« La Bourse n'est pas un casino »

Les créateurs du club L'Investisseur Français publient « Comment s'enrichir considérablement en 5 ans » (éditions Maxima), un ouvrage qui détonne dans la littérature boursière, avec son franc parler, sa philosophie rationnelle et ses décorticages didactiques de nombreux business d'entreprises cotées. Entretien avec l'un des auteurs.
Robert Jules
"Nous souhaitons rappeler que lorsque l'on investit en Bourse, on investit dans des entreprises, et qu'il faut du temps à ces dernières pour faire travailler votre argent. Elles ne peuvent pas vous enrichir demain matin, il leur faut quelques années pour délivrer un résultat significatif", expliquent les analystes de L'Investisseur Français.

Rares sont les investisseurs qui peuvent se targuer d'avoir réalisé une performance de leur portefeuille boursier de... +220% depuis septembre 2011, soit +32% en moyenne par an ! C'est le cas des créateurs de « L'Investisseur Français » (*). Ils gèrent une société dont le capital est investi en Bourse et un club qui fédère une communauté d'investisseurs francophones de quelque 700 membres. Ces derniers peuvent non seulement suivre les analyses, les réflexions, les choix et les doutes des fondateurs mais aussi se former à l'analyse boursière, demander des conseils, partager des interrogations, à tout moment du jour ou de la nuit via la plateforme du site.

Informations enregistrées:

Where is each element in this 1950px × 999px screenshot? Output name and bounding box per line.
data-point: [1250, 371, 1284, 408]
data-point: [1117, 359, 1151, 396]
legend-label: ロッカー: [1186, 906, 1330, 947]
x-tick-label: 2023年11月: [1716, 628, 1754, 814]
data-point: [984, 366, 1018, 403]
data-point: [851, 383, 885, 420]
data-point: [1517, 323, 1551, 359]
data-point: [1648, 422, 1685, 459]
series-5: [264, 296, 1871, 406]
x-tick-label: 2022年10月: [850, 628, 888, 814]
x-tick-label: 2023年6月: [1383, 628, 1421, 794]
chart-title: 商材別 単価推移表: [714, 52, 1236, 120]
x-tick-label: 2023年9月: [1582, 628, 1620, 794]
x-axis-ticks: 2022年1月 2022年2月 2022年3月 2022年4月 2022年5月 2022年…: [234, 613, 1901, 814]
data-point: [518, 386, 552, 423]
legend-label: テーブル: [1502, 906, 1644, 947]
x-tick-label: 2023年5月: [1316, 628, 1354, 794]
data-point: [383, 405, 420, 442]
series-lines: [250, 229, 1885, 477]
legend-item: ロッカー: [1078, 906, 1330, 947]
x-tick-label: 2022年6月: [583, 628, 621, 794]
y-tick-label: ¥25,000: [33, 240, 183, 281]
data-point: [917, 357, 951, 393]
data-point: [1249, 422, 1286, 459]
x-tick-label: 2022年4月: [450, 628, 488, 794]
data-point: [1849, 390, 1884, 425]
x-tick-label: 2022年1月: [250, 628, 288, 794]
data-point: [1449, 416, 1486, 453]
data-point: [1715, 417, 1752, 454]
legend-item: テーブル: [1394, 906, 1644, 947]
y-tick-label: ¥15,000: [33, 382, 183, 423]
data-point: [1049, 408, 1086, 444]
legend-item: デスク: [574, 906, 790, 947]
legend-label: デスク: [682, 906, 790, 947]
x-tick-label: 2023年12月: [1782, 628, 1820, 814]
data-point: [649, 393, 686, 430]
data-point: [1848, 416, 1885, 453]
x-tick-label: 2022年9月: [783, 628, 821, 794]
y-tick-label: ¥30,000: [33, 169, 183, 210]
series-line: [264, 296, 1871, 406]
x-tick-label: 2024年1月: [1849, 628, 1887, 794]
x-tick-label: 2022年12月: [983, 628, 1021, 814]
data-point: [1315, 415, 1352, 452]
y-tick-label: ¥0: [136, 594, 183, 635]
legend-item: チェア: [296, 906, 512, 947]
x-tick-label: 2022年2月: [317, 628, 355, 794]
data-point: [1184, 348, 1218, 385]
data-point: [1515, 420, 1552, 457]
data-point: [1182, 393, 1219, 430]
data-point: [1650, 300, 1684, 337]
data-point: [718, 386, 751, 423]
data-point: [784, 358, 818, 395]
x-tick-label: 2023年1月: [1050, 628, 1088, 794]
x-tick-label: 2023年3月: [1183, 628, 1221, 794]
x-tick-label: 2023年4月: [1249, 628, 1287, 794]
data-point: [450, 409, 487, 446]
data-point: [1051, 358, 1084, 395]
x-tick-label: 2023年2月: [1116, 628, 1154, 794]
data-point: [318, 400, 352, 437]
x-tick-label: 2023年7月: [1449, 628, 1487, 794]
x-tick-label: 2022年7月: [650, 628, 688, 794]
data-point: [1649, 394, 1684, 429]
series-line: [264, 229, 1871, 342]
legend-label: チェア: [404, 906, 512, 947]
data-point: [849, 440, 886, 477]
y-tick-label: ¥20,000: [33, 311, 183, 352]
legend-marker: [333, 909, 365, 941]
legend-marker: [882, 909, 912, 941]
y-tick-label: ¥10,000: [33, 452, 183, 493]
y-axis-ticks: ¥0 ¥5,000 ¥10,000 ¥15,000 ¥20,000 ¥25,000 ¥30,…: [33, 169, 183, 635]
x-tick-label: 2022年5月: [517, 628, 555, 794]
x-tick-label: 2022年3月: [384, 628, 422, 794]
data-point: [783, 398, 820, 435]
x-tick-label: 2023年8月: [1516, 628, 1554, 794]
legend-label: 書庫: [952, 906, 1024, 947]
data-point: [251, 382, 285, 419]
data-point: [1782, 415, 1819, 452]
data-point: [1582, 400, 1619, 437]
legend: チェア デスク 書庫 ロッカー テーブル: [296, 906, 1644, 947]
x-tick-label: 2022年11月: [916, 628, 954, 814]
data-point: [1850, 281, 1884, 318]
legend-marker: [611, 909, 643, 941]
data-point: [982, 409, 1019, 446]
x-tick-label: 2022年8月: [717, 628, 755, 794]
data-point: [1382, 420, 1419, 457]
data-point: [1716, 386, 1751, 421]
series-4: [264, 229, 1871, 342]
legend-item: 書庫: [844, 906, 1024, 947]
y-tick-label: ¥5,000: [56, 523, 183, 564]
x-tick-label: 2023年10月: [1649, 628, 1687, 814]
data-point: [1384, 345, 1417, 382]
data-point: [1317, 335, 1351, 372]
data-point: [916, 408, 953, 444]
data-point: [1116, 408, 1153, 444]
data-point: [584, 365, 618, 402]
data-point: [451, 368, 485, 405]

À faire:
1/ Répondez à ces questions sur l'article consacré à L'Investisseur Français :
(a) Chez quel éditeur paraît l'ouvrage « Comment s'enrichir considérablement en 5 ans » ?
(b) Quelle performance le portefeuille des créateurs a-t-il réalisée depuis septembre 2011 ?
(c) Combien de membres le club compte-t-il environ ?
2/ Donnez la suite de l'article consacré à L'Investisseur Français, en reprenant après sa dernière phrase.
Le matériel placé après l'article est indépendant de celui-ci.

Réponses:
1/
(a) Il paraît aux éditions Maxima.
(b) Le portefeuille a progressé de +220 %, soit +32 % en moyenne par an.
(c) Le club compte quelque 700 membres.

2/
comment s'enrichir

C'est ce qu'expose le livre que publie l'IF : « Comment s'enrichir considérablement en 5 ans » (éditions Maxima) (**), qui propose une sélection variée d'analyses d'entreprises et de réflexions publiées initialement sur leur site. Car afficher durant plusieurs années une performance annuelle supérieure à 30% n'est pas dû au hasard.

Démarche logique

Une telle progression dépend d'abord d'une démarche rationnelle et logique nourrie d'un travail d'analyse rigoureuse de bilans et de résultats d'entreprises, d'environnements concurrentiels, doublée de l'acquisition d'une discipline personnelle pour maîtriser ses émotions. L'objectif est d'établir la valeur réelle d'une entreprise qui permettra de voir si le marché boursier la sous-évalue ou non, s'il est intéressant de l'acheter. C'est tout le contraire d'un joueur de casino, un profil courant dans la communauté des investisseurs.

Les nombreux exemples d'entreprises analysées, PME ou grands groupes, français ou étrangers : Bank of America, WPX Energy, Rolls-Royce, Blackberry, Engie, Precision Castparts, Amazon, Sears ou encore Gévelot, une petite entreprise française qui fabrique des pompes et pièces automobiles... sont l'occasion de montrer comment se désosse un business à travers son activité. D'autres articles se penchent sur la philosophie pratique de l'investisseur qui doit composer avec ses émotions et ses biais mais faire preuve de logique, une attitude beaucoup plus rare que ce que l'on croit, car il y faut de l'éducation et de la discipline. D'autres articles - par exemple, « Quand faut-il vendre ses actions ? » ou encore « Les quatre principes qu'il faut respecter pour investir » - offrent des conseils au néophyte.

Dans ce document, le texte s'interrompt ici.